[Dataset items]
begin

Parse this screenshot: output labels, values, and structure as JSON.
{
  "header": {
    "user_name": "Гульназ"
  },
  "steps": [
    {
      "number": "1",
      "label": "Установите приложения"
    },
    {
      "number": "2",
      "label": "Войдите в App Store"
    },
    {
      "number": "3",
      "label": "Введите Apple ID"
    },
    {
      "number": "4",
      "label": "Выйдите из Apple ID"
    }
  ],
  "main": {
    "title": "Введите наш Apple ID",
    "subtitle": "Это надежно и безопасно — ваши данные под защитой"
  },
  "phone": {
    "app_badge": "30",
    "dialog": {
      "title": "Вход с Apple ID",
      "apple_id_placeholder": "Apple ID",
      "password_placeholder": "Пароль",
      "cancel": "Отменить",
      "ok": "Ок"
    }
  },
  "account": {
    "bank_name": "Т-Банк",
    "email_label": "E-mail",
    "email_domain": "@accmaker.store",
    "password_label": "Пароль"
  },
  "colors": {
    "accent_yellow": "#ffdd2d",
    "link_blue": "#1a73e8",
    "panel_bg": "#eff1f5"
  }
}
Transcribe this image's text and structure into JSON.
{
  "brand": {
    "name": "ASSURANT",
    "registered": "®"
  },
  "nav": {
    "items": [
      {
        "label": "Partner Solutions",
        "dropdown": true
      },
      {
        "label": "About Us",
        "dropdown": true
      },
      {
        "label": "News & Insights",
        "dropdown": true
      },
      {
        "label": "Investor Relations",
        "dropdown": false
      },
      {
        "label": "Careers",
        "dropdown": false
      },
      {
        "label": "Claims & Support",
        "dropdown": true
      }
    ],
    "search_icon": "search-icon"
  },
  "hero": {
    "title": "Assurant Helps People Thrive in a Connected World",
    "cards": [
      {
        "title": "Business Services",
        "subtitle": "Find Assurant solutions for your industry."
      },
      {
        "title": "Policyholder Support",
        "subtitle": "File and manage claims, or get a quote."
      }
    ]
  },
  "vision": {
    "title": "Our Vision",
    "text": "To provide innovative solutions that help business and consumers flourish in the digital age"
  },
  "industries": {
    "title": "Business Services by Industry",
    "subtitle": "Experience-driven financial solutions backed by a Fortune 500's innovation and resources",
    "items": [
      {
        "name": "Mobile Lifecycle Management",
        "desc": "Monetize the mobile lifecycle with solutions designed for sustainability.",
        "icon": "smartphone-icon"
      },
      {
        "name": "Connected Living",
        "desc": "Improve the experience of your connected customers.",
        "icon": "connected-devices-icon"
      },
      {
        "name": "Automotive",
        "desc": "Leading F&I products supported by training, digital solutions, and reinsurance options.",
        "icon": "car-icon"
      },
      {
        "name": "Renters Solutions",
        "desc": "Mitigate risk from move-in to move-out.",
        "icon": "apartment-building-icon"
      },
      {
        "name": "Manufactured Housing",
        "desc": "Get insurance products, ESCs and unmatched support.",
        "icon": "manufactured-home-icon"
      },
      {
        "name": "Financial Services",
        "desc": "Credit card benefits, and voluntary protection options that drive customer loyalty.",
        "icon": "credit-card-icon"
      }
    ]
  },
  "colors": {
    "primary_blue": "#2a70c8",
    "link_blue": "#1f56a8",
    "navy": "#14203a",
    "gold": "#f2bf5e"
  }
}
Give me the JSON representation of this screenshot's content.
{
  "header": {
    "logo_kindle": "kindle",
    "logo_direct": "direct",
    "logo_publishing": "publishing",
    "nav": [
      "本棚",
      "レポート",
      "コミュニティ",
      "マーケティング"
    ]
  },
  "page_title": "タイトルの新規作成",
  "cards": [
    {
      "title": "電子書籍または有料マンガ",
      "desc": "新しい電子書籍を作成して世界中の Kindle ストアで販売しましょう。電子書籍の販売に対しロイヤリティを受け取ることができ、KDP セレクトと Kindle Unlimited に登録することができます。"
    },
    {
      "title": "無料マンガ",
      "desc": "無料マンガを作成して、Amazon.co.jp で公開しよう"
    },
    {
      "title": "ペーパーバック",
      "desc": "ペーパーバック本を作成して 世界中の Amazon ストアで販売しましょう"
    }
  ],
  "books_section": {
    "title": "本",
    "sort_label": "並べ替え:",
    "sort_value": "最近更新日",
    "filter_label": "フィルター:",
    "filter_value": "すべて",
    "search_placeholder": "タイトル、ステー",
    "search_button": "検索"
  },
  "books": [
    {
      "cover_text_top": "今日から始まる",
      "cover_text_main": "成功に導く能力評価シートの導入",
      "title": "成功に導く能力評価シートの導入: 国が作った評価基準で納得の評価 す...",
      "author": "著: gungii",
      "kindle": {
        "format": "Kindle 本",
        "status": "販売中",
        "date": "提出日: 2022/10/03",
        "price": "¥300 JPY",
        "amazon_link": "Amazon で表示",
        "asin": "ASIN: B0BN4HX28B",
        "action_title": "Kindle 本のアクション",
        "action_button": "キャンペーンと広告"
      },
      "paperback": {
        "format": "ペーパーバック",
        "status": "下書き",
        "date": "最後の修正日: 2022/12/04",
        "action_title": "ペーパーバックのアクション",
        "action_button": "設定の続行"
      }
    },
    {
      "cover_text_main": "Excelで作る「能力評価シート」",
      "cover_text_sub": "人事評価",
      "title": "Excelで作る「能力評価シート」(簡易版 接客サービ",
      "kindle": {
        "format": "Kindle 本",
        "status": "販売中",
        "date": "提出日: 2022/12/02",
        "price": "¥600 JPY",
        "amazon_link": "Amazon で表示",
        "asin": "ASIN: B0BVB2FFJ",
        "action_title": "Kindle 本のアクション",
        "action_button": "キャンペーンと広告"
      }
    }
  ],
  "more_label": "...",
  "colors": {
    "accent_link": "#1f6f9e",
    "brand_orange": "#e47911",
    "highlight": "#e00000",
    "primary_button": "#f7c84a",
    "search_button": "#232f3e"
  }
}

end

Task statement -> Please set down all the data word for word.

Completed exercise ->
Parse this screenshot: output labels, values, and structure as JSON.
{
  "header": {
    "user_name": "Гульназ"
  },
  "steps": [
    {
      "number": "1",
      "label": "Установите приложения"
    },
    {
      "number": "2",
      "label": "Войдите в App Store"
    },
    {
      "number": "3",
      "label": "Введите Apple ID"
    },
    {
      "number": "4",
      "label": "Выйдите из Apple ID"
    }
  ],
  "main": {
    "title": "Введите наш Apple ID",
    "subtitle": "Это надежно и безопасно — ваши данные под защитой"
  },
  "phone": {
    "app_badge": "30",
    "dialog": {
      "title": "Вход с Apple ID",
      "apple_id_placeholder": "Apple ID",
      "password_placeholder": "Пароль",
      "cancel": "Отменить",
      "ok": "Ок"
    }
  },
  "account": {
    "bank_name": "Т-Банк",
    "email_label": "E-mail",
    "email_domain": "@accmaker.store",
    "password_label": "Пароль"
  },
  "colors": {
    "accent_yellow": "#ffdd2d",
    "link_blue": "#1a73e8",
    "panel_bg": "#eff1f5"
  }
}
Transcribe this image's text and structure into JSON.
{
  "brand": {
    "name": "ASSURANT",
    "registered": "®"
  },
  "nav": {
    "items": [
      {
        "label": "Partner Solutions",
        "dropdown": true
      },
      {
        "label": "About Us",
        "dropdown": true
      },
      {
        "label": "News & Insights",
        "dropdown": true
      },
      {
        "label": "Investor Relations",
        "dropdown": false
      },
      {
        "label": "Careers",
        "dropdown": false
      },
      {
        "label": "Claims & Support",
        "dropdown": true
      }
    ],
    "search_icon": "search-icon"
  },
  "hero": {
    "title": "Assurant Helps People Thrive in a Connected World",
    "cards": [
      {
        "title": "Business Services",
        "subtitle": "Find Assurant solutions for your industry."
      },
      {
        "title": "Policyholder Support",
        "subtitle": "File and manage claims, or get a quote."
      }
    ]
  },
  "vision": {
    "title": "Our Vision",
    "text": "To provide innovative solutions that help business and consumers flourish in the digital age"
  },
  "industries": {
    "title": "Business Services by Industry",
    "subtitle": "Experience-driven financial solutions backed by a Fortune 500's innovation and resources",
    "items": [
      {
        "name": "Mobile Lifecycle Management",
        "desc": "Monetize the mobile lifecycle with solutions designed for sustainability.",
        "icon": "smartphone-icon"
      },
      {
        "name": "Connected Living",
        "desc": "Improve the experience of your connected customers.",
        "icon": "connected-devices-icon"
      },
      {
        "name": "Automotive",
        "desc": "Leading F&I products supported by training, digital solutions, and reinsurance options.",
        "icon": "car-icon"
      },
      {
        "name": "Renters Solutions",
        "desc": "Mitigate risk from move-in to move-out.",
        "icon": "apartment-building-icon"
      },
      {
        "name": "Manufactured Housing",
        "desc": "Get insurance products, ESCs and unmatched support.",
        "icon": "manufactured-home-icon"
      },
      {
        "name": "Financial Services",
        "desc": "Credit card benefits, and voluntary protection options that drive customer loyalty.",
        "icon": "credit-card-icon"
      }
    ]
  },
  "colors": {
    "primary_blue": "#2a70c8",
    "link_blue": "#1f56a8",
    "navy": "#14203a",
    "gold": "#f2bf5e"
  }
}
Give me the JSON representation of this screenshot's content.
{
  "header": {
    "logo_kindle": "kindle",
    "logo_direct": "direct",
    "logo_publishing": "publishing",
    "nav": [
      "本棚",
      "レポート",
      "コミュニティ",
      "マーケティング"
    ]
  },
  "page_title": "タイトルの新規作成",
  "cards": [
    {
      "title": "電子書籍または有料マンガ",
      "desc": "新しい電子書籍を作成して世界中の Kindle ストアで販売しましょう。電子書籍の販売に対しロイヤリティを受け取ることができ、KDP セレクトと Kindle Unlimited に登録することができます。"
    },
    {
      "title": "無料マンガ",
      "desc": "無料マンガを作成して、Amazon.co.jp で公開しよう"
    },
    {
      "title": "ペーパーバック",
      "desc": "ペーパーバック本を作成して 世界中の Amazon ストアで販売しましょう"
    }
  ],
  "books_section": {
    "title": "本",
    "sort_label": "並べ替え:",
    "sort_value": "最近更新日",
    "filter_label": "フィルター:",
    "filter_value": "すべて",
    "search_placeholder": "タイトル、ステー",
    "search_button": "検索"
  },
  "books": [
    {
      "cover_text_top": "今日から始まる",
      "cover_text_main": "成功に導く能力評価シートの導入",
      "title": "成功に導く能力評価シートの導入: 国が作った評価基準で納得の評価 す...",
      "author": "著: gungii",
      "kindle": {
        "format": "Kindle 本",
        "status": "販売中",
        "date": "提出日: 2022/10/03",
        "price": "¥300 JPY",
        "amazon_link": "Amazon で表示",
        "asin": "ASIN: B0BN4HX28B",
        "action_title": "Kindle 本のアクション",
        "action_button": "キャンペーンと広告"
      },
      "paperback": {
        "format": "ペーパーバック",
        "status": "下書き",
        "date": "最後の修正日: 2022/12/04",
        "action_title": "ペーパーバックのアクション",
        "action_button": "設定の続行"
      }
    },
    {
      "cover_text_main": "Excelで作る「能力評価シート」",
      "cover_text_sub": "人事評価",
      "title": "Excelで作る「能力評価シート」(簡易版 接客サービ",
      "kindle": {
        "format": "Kindle 本",
        "status": "販売中",
        "date": "提出日: 2022/12/02",
        "price": "¥600 JPY",
        "amazon_link": "Amazon で表示",
        "asin": "ASIN: B0BVB2FFJ",
        "action_title": "Kindle 本のアクション",
        "action_button": "キャンペーンと広告"
      }
    }
  ],
  "more_label": "...",
  "colors": {
    "accent_link": "#1f6f9e",
    "brand_orange": "#e47911",
    "highlight": "#e00000",
    "primary_button": "#f7c84a",
    "search_button": "#232f3e"
  }
}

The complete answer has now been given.